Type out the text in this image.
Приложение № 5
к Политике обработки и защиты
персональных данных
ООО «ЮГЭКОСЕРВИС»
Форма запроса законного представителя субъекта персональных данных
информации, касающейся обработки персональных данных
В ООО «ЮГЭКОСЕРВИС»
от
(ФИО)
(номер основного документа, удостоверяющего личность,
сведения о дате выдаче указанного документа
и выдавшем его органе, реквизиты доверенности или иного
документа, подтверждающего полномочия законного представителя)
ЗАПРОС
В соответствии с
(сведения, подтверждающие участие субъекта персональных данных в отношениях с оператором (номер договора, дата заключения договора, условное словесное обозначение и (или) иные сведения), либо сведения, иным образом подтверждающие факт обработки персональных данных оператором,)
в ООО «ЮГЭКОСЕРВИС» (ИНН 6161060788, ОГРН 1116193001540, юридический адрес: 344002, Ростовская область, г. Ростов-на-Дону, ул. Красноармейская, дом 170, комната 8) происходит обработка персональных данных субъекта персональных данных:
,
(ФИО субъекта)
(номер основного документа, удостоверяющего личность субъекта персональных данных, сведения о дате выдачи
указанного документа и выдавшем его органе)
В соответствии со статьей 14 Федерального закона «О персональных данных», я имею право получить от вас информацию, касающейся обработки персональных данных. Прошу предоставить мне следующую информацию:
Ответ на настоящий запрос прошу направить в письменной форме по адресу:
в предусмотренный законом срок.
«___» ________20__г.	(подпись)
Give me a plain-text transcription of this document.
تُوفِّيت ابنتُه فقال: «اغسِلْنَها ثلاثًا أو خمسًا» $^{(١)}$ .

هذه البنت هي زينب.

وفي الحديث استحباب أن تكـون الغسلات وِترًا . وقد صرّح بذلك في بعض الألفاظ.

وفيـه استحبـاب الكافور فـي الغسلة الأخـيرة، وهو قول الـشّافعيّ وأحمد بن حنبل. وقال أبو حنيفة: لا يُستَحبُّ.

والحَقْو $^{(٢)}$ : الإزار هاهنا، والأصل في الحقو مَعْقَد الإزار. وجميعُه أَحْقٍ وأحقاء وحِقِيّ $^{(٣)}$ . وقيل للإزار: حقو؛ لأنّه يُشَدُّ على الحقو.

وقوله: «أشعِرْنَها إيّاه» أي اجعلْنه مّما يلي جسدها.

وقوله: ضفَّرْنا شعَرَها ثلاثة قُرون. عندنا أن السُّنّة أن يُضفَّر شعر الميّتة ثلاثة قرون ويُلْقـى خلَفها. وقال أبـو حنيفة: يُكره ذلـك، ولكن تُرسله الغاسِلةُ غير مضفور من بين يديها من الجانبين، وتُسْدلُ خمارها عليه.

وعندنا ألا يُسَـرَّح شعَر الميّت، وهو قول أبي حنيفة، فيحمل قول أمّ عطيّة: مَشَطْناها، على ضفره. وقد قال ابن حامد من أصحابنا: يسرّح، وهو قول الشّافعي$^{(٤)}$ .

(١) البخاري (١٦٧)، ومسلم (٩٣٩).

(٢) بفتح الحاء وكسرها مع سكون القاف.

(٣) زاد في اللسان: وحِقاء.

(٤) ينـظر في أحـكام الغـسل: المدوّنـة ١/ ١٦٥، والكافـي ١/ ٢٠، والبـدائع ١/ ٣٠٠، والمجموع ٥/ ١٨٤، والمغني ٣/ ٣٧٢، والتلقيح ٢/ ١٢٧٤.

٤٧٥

Set task:
Retype all of the entries precisely as they are.

Exercise result:
Type out the text in this image.
Приложение № 5
к Политике обработки и защиты
персональных данных
ООО «ЮГЭКОСЕРВИС»
Форма запроса законного представителя субъекта персональных данных
информации, касающейся обработки персональных данных
В ООО «ЮГЭКОСЕРВИС»
от
(ФИО)
(номер основного документа, удостоверяющего личность,
сведения о дате выдаче указанного документа
и выдавшем его органе, реквизиты доверенности или иного
документа, подтверждающего полномочия законного представителя)
ЗАПРОС
В соответствии с
(сведения, подтверждающие участие субъекта персональных данных в отношениях с оператором (номер договора, дата заключения договора, условное словесное обозначение и (или) иные сведения), либо сведения, иным образом подтверждающие факт обработки персональных данных оператором,)
в ООО «ЮГЭКОСЕРВИС» (ИНН 6161060788, ОГРН 1116193001540, юридический адрес: 344002, Ростовская область, г. Ростов-на-Дону, ул. Красноармейская, дом 170, комната 8) происходит обработка персональных данных субъекта персональных данных:
,
(ФИО субъекта)
(номер основного документа, удостоверяющего личность субъекта персональных данных, сведения о дате выдачи
указанного документа и выдавшем его органе)
В соответствии со статьей 14 Федерального закона «О персональных данных», я имею право получить от вас информацию, касающейся обработки персональных данных. Прошу предоставить мне следующую информацию:
Ответ на настоящий запрос прошу направить в письменной форме по адресу:
в предусмотренный законом срок.
«___» ________20__г.	(подпись)
Give me a plain-text transcription of this document.
تُوفِّيت ابنتُه فقال: «اغسِلْنَها ثلاثًا أو خمسًا» $^{(١)}$ .

هذه البنت هي زينب.

وفي الحديث استحباب أن تكـون الغسلات وِترًا . وقد صرّح بذلك في بعض الألفاظ.

وفيـه استحبـاب الكافور فـي الغسلة الأخـيرة، وهو قول الـشّافعيّ وأحمد بن حنبل. وقال أبو حنيفة: لا يُستَحبُّ.

والحَقْو $^{(٢)}$ : الإزار هاهنا، والأصل في الحقو مَعْقَد الإزار. وجميعُه أَحْقٍ وأحقاء وحِقِيّ $^{(٣)}$ . وقيل للإزار: حقو؛ لأنّه يُشَدُّ على الحقو.

وقوله: «أشعِرْنَها إيّاه» أي اجعلْنه مّما يلي جسدها.

وقوله: ضفَّرْنا شعَرَها ثلاثة قُرون. عندنا أن السُّنّة أن يُضفَّر شعر الميّتة ثلاثة قرون ويُلْقـى خلَفها. وقال أبـو حنيفة: يُكره ذلـك، ولكن تُرسله الغاسِلةُ غير مضفور من بين يديها من الجانبين، وتُسْدلُ خمارها عليه.

وعندنا ألا يُسَـرَّح شعَر الميّت، وهو قول أبي حنيفة، فيحمل قول أمّ عطيّة: مَشَطْناها، على ضفره. وقد قال ابن حامد من أصحابنا: يسرّح، وهو قول الشّافعي$^{(٤)}$ .

(١) البخاري (١٦٧)، ومسلم (٩٣٩).

(٢) بفتح الحاء وكسرها مع سكون القاف.

(٣) زاد في اللسان: وحِقاء.

(٤) ينـظر في أحـكام الغـسل: المدوّنـة ١/ ١٦٥، والكافـي ١/ ٢٠، والبـدائع ١/ ٣٠٠، والمجموع ٥/ ١٨٤، والمغني ٣/ ٣٧٢، والتلقيح ٢/ ١٢٧٤.

٤٧٥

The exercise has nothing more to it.